▶ _EXERCISE DETAILS_: Below, find each line holding "Heikin" and state how many there are, using the number alone.

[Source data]
BEGIN
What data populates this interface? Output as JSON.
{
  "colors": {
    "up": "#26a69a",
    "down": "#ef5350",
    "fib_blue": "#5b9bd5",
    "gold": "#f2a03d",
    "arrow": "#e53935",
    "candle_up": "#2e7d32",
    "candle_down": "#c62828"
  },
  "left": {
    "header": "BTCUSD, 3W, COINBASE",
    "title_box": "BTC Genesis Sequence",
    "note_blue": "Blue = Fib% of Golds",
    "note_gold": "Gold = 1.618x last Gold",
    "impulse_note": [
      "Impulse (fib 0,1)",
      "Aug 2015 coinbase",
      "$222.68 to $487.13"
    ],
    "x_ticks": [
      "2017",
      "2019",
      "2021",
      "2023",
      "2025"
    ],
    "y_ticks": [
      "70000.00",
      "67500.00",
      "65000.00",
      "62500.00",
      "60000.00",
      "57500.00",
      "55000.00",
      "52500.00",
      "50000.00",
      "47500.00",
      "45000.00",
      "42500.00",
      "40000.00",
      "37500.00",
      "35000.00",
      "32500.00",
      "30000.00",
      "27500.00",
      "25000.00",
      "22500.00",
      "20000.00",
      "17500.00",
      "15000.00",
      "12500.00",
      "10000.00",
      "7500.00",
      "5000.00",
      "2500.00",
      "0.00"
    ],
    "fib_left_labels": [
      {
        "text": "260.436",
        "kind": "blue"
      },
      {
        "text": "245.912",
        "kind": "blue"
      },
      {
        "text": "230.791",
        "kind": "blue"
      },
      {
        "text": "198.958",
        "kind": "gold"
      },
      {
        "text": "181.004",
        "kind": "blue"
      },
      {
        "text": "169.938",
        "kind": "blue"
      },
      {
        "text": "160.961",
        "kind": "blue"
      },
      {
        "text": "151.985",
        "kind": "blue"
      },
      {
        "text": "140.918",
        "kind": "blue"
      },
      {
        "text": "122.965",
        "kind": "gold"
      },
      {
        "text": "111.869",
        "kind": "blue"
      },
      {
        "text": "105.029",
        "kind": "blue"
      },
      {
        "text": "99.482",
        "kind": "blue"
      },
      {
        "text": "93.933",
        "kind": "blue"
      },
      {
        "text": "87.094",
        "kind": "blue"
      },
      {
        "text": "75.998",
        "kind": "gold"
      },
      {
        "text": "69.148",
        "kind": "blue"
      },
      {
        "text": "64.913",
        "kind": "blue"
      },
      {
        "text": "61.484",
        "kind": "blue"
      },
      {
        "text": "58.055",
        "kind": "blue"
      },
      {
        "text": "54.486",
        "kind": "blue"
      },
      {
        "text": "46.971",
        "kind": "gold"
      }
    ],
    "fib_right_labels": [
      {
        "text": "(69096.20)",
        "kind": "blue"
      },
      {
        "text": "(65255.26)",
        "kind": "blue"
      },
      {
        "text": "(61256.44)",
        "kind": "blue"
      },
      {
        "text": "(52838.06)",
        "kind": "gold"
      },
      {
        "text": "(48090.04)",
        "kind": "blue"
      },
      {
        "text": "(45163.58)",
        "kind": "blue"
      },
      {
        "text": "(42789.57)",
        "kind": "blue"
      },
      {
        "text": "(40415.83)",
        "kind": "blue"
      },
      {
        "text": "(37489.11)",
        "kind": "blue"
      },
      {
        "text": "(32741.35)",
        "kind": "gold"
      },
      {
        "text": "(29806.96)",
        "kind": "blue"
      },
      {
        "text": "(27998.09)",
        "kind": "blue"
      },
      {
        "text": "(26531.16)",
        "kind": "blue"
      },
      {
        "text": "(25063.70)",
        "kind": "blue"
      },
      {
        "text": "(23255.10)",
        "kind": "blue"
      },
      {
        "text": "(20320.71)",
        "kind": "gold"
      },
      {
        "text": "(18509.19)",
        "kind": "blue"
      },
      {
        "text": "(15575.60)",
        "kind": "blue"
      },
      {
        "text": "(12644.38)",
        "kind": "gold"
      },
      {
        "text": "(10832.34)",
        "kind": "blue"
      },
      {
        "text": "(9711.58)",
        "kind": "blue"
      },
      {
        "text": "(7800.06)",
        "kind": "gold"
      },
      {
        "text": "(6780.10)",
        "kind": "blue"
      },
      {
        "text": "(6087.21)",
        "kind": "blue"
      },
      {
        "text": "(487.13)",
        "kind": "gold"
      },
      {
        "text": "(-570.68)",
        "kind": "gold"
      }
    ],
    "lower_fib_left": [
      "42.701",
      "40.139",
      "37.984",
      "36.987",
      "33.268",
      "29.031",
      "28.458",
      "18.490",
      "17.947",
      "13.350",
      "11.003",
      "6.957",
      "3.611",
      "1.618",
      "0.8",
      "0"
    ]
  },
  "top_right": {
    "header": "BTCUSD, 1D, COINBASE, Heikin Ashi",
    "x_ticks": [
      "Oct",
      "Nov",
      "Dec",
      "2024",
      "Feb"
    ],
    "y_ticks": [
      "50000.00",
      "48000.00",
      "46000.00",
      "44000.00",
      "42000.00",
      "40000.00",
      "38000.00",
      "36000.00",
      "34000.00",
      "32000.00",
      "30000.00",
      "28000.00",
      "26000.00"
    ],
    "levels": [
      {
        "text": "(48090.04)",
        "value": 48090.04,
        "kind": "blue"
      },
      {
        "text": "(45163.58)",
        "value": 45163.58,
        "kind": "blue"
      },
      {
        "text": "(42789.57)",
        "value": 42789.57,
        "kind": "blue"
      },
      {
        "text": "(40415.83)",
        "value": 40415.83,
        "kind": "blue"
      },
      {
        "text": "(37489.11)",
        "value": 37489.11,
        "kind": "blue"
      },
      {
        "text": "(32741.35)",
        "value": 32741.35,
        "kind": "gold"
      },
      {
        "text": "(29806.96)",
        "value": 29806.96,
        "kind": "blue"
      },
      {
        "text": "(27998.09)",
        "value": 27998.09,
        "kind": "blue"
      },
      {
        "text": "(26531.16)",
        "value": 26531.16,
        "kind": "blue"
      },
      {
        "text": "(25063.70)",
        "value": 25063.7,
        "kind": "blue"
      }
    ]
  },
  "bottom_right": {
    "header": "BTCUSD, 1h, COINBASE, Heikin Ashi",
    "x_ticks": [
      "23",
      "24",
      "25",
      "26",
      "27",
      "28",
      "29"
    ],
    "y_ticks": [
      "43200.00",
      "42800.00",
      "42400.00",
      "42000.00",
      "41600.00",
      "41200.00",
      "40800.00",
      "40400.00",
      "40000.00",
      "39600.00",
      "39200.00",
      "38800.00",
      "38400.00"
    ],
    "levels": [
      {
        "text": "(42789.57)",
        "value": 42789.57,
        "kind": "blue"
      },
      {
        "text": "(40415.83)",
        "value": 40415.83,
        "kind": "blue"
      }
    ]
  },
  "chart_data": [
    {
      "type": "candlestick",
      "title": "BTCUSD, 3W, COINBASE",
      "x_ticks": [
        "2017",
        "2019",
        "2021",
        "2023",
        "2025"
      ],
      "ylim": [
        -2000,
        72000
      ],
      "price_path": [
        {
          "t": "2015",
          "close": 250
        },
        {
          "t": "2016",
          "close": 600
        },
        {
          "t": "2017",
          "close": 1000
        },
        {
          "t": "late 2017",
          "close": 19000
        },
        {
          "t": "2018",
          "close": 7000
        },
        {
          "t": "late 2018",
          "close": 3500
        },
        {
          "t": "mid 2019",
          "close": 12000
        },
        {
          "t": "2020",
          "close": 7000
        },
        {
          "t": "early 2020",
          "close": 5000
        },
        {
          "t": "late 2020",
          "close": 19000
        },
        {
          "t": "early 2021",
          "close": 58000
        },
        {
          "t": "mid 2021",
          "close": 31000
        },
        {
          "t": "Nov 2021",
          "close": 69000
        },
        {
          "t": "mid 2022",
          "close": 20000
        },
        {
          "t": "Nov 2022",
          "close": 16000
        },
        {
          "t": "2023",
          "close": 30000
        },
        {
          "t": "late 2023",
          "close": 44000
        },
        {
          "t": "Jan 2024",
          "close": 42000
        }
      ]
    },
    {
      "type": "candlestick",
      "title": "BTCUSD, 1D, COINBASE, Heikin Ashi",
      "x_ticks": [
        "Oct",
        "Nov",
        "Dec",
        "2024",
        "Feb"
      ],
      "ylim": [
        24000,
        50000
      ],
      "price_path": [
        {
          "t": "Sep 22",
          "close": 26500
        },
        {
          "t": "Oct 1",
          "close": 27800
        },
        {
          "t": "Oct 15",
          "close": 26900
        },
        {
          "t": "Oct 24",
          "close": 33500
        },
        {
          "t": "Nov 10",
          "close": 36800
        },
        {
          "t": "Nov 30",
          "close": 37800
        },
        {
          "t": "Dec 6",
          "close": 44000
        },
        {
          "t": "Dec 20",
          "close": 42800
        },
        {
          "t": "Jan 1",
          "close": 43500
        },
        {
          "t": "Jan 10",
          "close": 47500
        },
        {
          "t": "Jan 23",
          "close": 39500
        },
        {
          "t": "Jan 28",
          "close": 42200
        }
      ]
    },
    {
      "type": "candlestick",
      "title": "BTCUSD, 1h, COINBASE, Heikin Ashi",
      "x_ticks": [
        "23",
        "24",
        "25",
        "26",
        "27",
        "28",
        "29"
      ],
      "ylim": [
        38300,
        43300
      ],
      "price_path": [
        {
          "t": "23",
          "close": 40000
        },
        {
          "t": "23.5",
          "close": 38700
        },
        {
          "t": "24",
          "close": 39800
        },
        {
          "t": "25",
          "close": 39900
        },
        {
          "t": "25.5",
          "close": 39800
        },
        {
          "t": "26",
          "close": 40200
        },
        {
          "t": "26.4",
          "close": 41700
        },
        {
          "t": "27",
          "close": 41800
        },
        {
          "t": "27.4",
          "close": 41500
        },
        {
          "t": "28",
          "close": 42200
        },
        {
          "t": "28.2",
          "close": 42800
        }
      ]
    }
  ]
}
END
▶ _EXERCISE ANSWER_: 4